§ **The problem**:
Output the data below in full, character for character.

§ **Data in this exercise**:
%%
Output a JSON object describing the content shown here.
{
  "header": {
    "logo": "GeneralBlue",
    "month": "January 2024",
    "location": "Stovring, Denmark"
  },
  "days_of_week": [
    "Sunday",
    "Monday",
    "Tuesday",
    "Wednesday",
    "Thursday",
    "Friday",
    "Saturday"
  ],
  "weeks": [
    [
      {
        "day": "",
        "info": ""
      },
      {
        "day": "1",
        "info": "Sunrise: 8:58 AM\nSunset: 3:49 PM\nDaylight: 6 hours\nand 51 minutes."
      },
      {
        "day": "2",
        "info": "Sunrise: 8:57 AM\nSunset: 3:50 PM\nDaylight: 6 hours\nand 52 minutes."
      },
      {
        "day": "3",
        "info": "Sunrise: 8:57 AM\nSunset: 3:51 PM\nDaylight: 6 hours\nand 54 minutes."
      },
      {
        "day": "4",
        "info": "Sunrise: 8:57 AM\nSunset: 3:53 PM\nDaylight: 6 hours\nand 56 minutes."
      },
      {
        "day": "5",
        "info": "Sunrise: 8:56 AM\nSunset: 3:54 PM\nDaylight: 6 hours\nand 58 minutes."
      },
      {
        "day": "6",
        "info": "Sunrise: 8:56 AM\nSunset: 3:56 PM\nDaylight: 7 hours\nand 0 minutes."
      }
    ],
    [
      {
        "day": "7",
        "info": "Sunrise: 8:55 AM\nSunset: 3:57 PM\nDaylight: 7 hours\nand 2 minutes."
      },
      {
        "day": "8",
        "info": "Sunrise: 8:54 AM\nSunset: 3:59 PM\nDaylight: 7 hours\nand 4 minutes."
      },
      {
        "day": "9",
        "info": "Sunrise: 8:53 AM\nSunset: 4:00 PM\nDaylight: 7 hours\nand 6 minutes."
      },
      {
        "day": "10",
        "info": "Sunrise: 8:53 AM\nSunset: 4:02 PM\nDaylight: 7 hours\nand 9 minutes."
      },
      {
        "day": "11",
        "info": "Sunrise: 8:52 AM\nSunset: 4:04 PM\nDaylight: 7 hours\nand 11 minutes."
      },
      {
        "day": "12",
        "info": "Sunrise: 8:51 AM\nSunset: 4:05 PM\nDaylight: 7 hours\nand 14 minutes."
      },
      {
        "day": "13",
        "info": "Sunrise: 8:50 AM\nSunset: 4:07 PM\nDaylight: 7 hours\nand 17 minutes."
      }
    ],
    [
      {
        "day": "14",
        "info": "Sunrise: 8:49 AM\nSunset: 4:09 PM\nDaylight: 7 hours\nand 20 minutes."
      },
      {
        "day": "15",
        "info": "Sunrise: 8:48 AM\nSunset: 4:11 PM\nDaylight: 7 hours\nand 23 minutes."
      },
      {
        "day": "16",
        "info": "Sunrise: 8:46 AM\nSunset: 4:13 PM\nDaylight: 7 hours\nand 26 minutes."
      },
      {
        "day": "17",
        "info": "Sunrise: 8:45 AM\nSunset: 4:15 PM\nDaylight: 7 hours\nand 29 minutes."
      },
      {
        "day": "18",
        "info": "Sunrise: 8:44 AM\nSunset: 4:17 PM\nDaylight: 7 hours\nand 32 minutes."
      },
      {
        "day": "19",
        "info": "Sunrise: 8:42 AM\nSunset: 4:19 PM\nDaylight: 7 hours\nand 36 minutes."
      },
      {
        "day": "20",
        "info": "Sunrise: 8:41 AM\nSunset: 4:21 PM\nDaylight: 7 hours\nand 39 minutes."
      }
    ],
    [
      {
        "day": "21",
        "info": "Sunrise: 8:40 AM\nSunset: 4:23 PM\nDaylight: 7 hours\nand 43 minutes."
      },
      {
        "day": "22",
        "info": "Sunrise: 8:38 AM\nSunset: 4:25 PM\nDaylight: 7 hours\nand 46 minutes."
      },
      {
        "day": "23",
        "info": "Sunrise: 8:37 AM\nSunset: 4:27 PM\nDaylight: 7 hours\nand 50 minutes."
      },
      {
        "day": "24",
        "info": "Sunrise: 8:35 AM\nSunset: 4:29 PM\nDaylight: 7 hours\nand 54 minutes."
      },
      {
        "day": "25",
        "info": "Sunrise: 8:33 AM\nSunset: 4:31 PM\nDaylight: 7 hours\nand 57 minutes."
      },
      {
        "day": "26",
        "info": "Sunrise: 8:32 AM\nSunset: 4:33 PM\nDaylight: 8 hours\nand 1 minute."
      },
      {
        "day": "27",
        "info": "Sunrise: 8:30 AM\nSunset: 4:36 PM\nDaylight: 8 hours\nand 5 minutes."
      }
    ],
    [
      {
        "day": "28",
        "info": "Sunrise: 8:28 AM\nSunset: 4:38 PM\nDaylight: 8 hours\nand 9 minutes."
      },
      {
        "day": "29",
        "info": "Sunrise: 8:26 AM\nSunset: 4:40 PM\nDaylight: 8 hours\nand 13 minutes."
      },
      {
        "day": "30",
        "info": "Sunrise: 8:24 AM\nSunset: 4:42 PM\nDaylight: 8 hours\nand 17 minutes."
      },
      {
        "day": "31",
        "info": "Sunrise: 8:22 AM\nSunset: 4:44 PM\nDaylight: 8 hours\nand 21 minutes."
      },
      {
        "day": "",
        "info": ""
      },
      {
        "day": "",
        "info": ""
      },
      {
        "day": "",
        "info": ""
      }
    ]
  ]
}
%%
§ **Solved exercise**:
Output a JSON object describing the content shown here.
{
  "header": {
    "logo": "GeneralBlue",
    "month": "January 2024",
    "location": "Stovring, Denmark"
  },
  "days_of_week": [
    "Sunday",
    "Monday",
    "Tuesday",
    "Wednesday",
    "Thursday",
    "Friday",
    "Saturday"
  ],
  "weeks": [
    [
      {
        "day": "",
        "info": ""
      },
      {
        "day": "1",
        "info": "Sunrise: 8:58 AM\nSunset: 3:49 PM\nDaylight: 6 hours\nand 51 minutes."
      },
      {
        "day": "2",
        "info": "Sunrise: 8:57 AM\nSunset: 3:50 PM\nDaylight: 6 hours\nand 52 minutes."
      },
      {
        "day": "3",
        "info": "Sunrise: 8:57 AM\nSunset: 3:51 PM\nDaylight: 6 hours\nand 54 minutes."
      },
      {
        "day": "4",
        "info": "Sunrise: 8:57 AM\nSunset: 3:53 PM\nDaylight: 6 hours\nand 56 minutes."
      },
      {
        "day": "5",
        "info": "Sunrise: 8:56 AM\nSunset: 3:54 PM\nDaylight: 6 hours\nand 58 minutes."
      },
      {
        "day": "6",
        "info": "Sunrise: 8:56 AM\nSunset: 3:56 PM\nDaylight: 7 hours\nand 0 minutes."
      }
    ],
    [
      {
        "day": "7",
        "info": "Sunrise: 8:55 AM\nSunset: 3:57 PM\nDaylight: 7 hours\nand 2 minutes."
      },
      {
        "day": "8",
        "info": "Sunrise: 8:54 AM\nSunset: 3:59 PM\nDaylight: 7 hours\nand 4 minutes."
      },
      {
        "day": "9",
        "info": "Sunrise: 8:53 AM\nSunset: 4:00 PM\nDaylight: 7 hours\nand 6 minutes."
      },
      {
        "day": "10",
        "info": "Sunrise: 8:53 AM\nSunset: 4:02 PM\nDaylight: 7 hours\nand 9 minutes."
      },
      {
        "day": "11",
        "info": "Sunrise: 8:52 AM\nSunset: 4:04 PM\nDaylight: 7 hours\nand 11 minutes."
      },
      {
        "day": "12",
        "info": "Sunrise: 8:51 AM\nSunset: 4:05 PM\nDaylight: 7 hours\nand 14 minutes."
      },
      {
        "day": "13",
        "info": "Sunrise: 8:50 AM\nSunset: 4:07 PM\nDaylight: 7 hours\nand 17 minutes."
      }
    ],
    [
      {
        "day": "14",
        "info": "Sunrise: 8:49 AM\nSunset: 4:09 PM\nDaylight: 7 hours\nand 20 minutes."
      },
      {
        "day": "15",
        "info": "Sunrise: 8:48 AM\nSunset: 4:11 PM\nDaylight: 7 hours\nand 23 minutes."
      },
      {
        "day": "16",
        "info": "Sunrise: 8:46 AM\nSunset: 4:13 PM\nDaylight: 7 hours\nand 26 minutes."
      },
      {
        "day": "17",
        "info": "Sunrise: 8:45 AM\nSunset: 4:15 PM\nDaylight: 7 hours\nand 29 minutes."
      },
      {
        "day": "18",
        "info": "Sunrise: 8:44 AM\nSunset: 4:17 PM\nDaylight: 7 hours\nand 32 minutes."
      },
      {
        "day": "19",
        "info": "Sunrise: 8:42 AM\nSunset: 4:19 PM\nDaylight: 7 hours\nand 36 minutes."
      },
      {
        "day": "20",
        "info": "Sunrise: 8:41 AM\nSunset: 4:21 PM\nDaylight: 7 hours\nand 39 minutes."
      }
    ],
    [
      {
        "day": "21",
        "info": "Sunrise: 8:40 AM\nSunset: 4:23 PM\nDaylight: 7 hours\nand 43 minutes."
      },
      {
        "day": "22",
        "info": "Sunrise: 8:38 AM\nSunset: 4:25 PM\nDaylight: 7 hours\nand 46 minutes."
      },
      {
        "day": "23",
        "info": "Sunrise: 8:37 AM\nSunset: 4:27 PM\nDaylight: 7 hours\nand 50 minutes."
      },
      {
        "day": "24",
        "info": "Sunrise: 8:35 AM\nSunset: 4:29 PM\nDaylight: 7 hours\nand 54 minutes."
      },
      {
        "day": "25",
        "info": "Sunrise: 8:33 AM\nSunset: 4:31 PM\nDaylight: 7 hours\nand 57 minutes."
      },
      {
        "day": "26",
        "info": "Sunrise: 8:32 AM\nSunset: 4:33 PM\nDaylight: 8 hours\nand 1 minute."
      },
      {
        "day": "27",
        "info": "Sunrise: 8:30 AM\nSunset: 4:36 PM\nDaylight: 8 hours\nand 5 minutes."
      }
    ],
    [
      {
        "day": "28",
        "info": "Sunrise: 8:28 AM\nSunset: 4:38 PM\nDaylight: 8 hours\nand 9 minutes."
      },
      {
        "day": "29",
        "info": "Sunrise: 8:26 AM\nSunset: 4:40 PM\nDaylight: 8 hours\nand 13 minutes."
      },
      {
        "day": "30",
        "info": "Sunrise: 8:24 AM\nSunset: 4:42 PM\nDaylight: 8 hours\nand 17 minutes."
      },
      {
        "day": "31",
        "info": "Sunrise: 8:22 AM\nSunset: 4:44 PM\nDaylight: 8 hours\nand 21 minutes."
      },
      {
        "day": "",
        "info": ""
      },
      {
        "day": "",
        "info": ""
      },
      {
        "day": "",
        "info": ""
      }
    ]
  ]
}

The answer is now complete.